Exercise brief:
Repeat each record exactly as written, and drop any images.

Data excerpts:

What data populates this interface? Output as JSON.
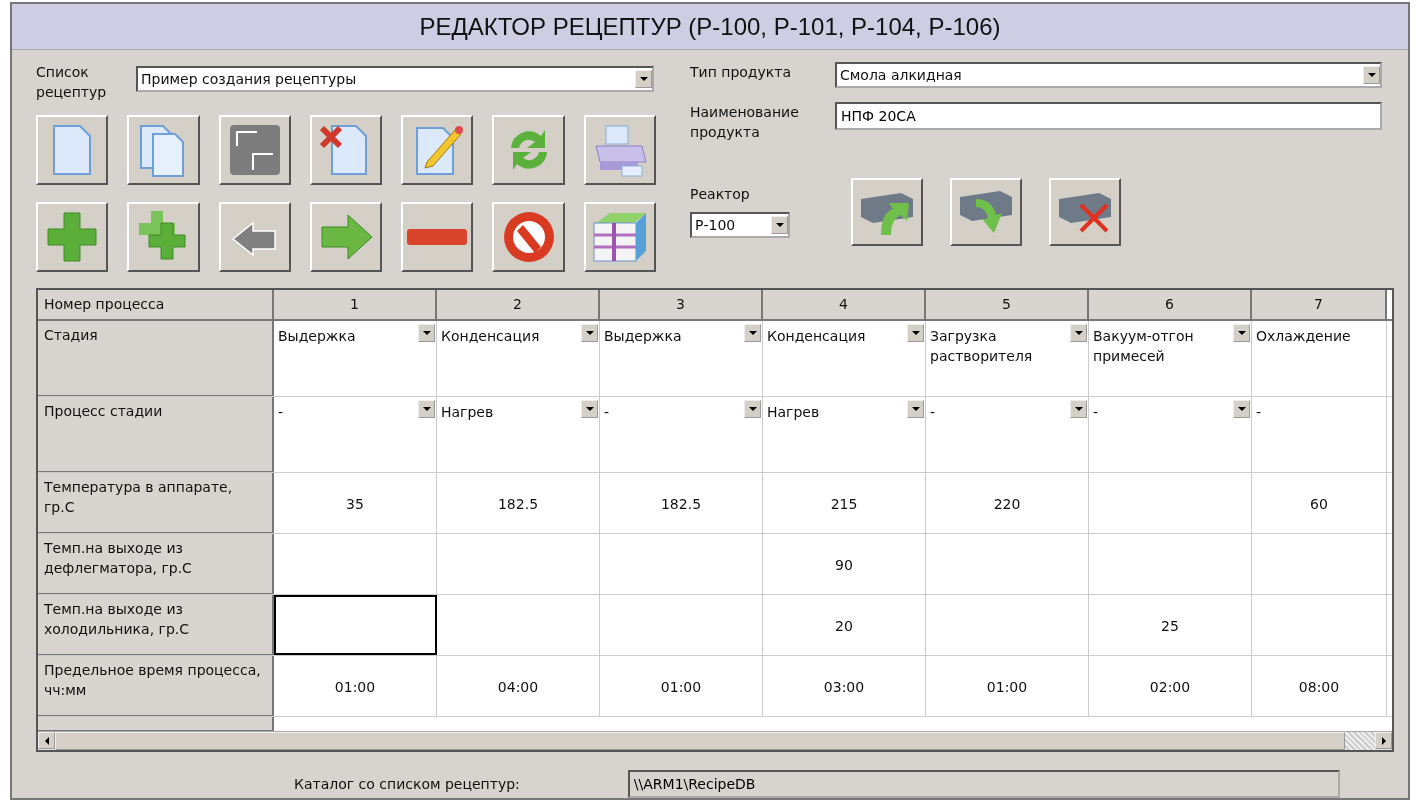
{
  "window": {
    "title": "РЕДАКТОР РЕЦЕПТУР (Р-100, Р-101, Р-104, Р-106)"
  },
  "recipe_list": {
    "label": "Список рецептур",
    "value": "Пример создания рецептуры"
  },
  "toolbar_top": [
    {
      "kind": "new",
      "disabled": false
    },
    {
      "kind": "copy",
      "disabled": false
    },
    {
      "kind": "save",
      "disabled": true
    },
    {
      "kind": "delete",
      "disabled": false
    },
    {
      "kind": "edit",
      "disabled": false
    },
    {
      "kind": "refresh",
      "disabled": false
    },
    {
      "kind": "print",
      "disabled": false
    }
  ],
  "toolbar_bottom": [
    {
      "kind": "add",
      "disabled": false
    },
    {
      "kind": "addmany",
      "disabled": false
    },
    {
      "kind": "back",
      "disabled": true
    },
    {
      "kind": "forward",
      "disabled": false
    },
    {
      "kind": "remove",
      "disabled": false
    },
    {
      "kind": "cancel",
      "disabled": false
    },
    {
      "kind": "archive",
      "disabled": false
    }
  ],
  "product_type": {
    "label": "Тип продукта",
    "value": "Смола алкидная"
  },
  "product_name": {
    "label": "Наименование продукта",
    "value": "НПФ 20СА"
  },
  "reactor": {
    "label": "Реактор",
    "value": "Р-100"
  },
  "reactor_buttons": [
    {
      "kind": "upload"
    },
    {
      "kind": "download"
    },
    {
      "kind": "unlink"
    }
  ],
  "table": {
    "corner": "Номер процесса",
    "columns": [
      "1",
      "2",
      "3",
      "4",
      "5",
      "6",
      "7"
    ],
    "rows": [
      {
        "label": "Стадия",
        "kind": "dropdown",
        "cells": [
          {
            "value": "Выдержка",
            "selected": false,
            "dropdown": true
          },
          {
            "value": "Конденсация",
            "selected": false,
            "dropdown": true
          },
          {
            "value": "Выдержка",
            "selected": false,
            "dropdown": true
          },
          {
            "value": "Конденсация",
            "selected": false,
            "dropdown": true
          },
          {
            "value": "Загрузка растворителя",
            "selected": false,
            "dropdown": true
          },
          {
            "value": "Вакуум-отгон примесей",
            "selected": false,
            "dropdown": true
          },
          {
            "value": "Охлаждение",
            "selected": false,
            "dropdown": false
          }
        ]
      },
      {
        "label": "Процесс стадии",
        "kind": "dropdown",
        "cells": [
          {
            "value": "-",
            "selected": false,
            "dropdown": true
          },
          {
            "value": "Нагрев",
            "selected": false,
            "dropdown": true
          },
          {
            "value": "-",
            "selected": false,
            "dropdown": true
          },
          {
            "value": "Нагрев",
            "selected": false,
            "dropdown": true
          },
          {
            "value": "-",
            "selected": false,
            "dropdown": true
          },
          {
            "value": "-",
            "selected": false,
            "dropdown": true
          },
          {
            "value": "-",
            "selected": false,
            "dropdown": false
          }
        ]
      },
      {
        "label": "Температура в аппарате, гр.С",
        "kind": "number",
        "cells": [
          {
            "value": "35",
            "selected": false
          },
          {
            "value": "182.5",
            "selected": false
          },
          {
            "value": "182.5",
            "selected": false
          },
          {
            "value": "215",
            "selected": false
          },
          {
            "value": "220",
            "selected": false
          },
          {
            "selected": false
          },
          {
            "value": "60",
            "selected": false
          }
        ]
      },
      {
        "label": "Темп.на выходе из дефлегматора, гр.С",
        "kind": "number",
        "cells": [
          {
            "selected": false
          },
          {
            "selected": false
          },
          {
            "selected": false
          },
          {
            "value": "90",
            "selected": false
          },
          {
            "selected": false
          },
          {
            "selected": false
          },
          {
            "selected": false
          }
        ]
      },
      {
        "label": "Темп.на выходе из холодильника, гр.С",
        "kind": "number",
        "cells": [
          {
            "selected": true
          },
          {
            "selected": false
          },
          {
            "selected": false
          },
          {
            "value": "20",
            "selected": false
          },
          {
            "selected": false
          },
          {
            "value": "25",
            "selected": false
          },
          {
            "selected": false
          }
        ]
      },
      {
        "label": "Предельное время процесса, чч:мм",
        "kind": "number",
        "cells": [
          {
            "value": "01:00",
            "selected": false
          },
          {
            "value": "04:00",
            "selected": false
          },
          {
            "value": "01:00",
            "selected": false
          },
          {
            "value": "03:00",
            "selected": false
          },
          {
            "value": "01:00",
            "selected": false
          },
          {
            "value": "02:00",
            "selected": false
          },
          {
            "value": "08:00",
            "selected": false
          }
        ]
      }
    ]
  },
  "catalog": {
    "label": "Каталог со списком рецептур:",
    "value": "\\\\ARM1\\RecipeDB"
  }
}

Full answer:
What data populates this interface? Output as JSON.
{
  "window": {
    "title": "РЕДАКТОР РЕЦЕПТУР (Р-100, Р-101, Р-104, Р-106)"
  },
  "recipe_list": {
    "label": "Список рецептур",
    "value": "Пример создания рецептуры"
  },
  "toolbar_top": [
    {
      "kind": "new",
      "disabled": false
    },
    {
      "kind": "copy",
      "disabled": false
    },
    {
      "kind": "save",
      "disabled": true
    },
    {
      "kind": "delete",
      "disabled": false
    },
    {
      "kind": "edit",
      "disabled": false
    },
    {
      "kind": "refresh",
      "disabled": false
    },
    {
      "kind": "print",
      "disabled": false
    }
  ],
  "toolbar_bottom": [
    {
      "kind": "add",
      "disabled": false
    },
    {
      "kind": "addmany",
      "disabled": false
    },
    {
      "kind": "back",
      "disabled": true
    },
    {
      "kind": "forward",
      "disabled": false
    },
    {
      "kind": "remove",
      "disabled": false
    },
    {
      "kind": "cancel",
      "disabled": false
    },
    {
      "kind": "archive",
      "disabled": false
    }
  ],
  "product_type": {
    "label": "Тип продукта",
    "value": "Смола алкидная"
  },
  "product_name": {
    "label": "Наименование продукта",
    "value": "НПФ 20СА"
  },
  "reactor": {
    "label": "Реактор",
    "value": "Р-100"
  },
  "reactor_buttons": [
    {
      "kind": "upload"
    },
    {
      "kind": "download"
    },
    {
      "kind": "unlink"
    }
  ],
  "table": {
    "corner": "Номер процесса",
    "columns": [
      "1",
      "2",
      "3",
      "4",
      "5",
      "6",
      "7"
    ],
    "rows": [
      {
        "label": "Стадия",
        "kind": "dropdown",
        "cells": [
          {
            "value": "Выдержка",
            "selected": false,
            "dropdown": true
          },
          {
            "value": "Конденсация",
            "selected": false,
            "dropdown": true
          },
          {
            "value": "Выдержка",
            "selected": false,
            "dropdown": true
          },
          {
            "value": "Конденсация",
            "selected": false,
            "dropdown": true
          },
          {
            "value": "Загрузка растворителя",
            "selected": false,
            "dropdown": true
          },
          {
            "value": "Вакуум-отгон примесей",
            "selected": false,
            "dropdown": true
          },
          {
            "value": "Охлаждение",
            "selected": false,
            "dropdown": false
          }
        ]
      },
      {
        "label": "Процесс стадии",
        "kind": "dropdown",
        "cells": [
          {
            "value": "-",
            "selected": false,
            "dropdown": true
          },
          {
            "value": "Нагрев",
            "selected": false,
            "dropdown": true
          },
          {
            "value": "-",
            "selected": false,
            "dropdown": true
          },
          {
            "value": "Нагрев",
            "selected": false,
            "dropdown": true
          },
          {
            "value": "-",
            "selected": false,
            "dropdown": true
          },
          {
            "value": "-",
            "selected": false,
            "dropdown": true
          },
          {
            "value": "-",
            "selected": false,
            "dropdown": false
          }
        ]
      },
      {
        "label": "Температура в аппарате, гр.С",
        "kind": "number",
        "cells": [
          {
            "value": "35",
            "selected": false
          },
          {
            "value": "182.5",
            "selected": false
          },
          {
            "value": "182.5",
            "selected": false
          },
          {
            "value": "215",
            "selected": false
          },
          {
            "value": "220",
            "selected": false
          },
          {
            "selected": false
          },
          {
            "value": "60",
            "selected": false
          }
        ]
      },
      {
        "label": "Темп.на выходе из дефлегматора, гр.С",
        "kind": "number",
        "cells": [
          {
            "selected": false
          },
          {
            "selected": false
          },
          {
            "selected": false
          },
          {
            "value": "90",
            "selected": false
          },
          {
            "selected": false
          },
          {
            "selected": false
          },
          {
            "selected": false
          }
        ]
      },
      {
        "label": "Темп.на выходе из холодильника, гр.С",
        "kind": "number",
        "cells": [
          {
            "selected": true
          },
          {
            "selected": false
          },
          {
            "selected": false
          },
          {
            "value": "20",
            "selected": false
          },
          {
            "selected": false
          },
          {
            "value": "25",
            "selected": false
          },
          {
            "selected": false
          }
        ]
      },
      {
        "label": "Предельное время процесса, чч:мм",
        "kind": "number",
        "cells": [
          {
            "value": "01:00",
            "selected": false
          },
          {
            "value": "04:00",
            "selected": false
          },
          {
            "value": "01:00",
            "selected": false
          },
          {
            "value": "03:00",
            "selected": false
          },
          {
            "value": "01:00",
            "selected": false
          },
          {
            "value": "02:00",
            "selected": false
          },
          {
            "value": "08:00",
            "selected": false
          }
        ]
      }
    ]
  },
  "catalog": {
    "label": "Каталог со списком рецептур:",
    "value": "\\\\ARM1\\RecipeDB"
  }
}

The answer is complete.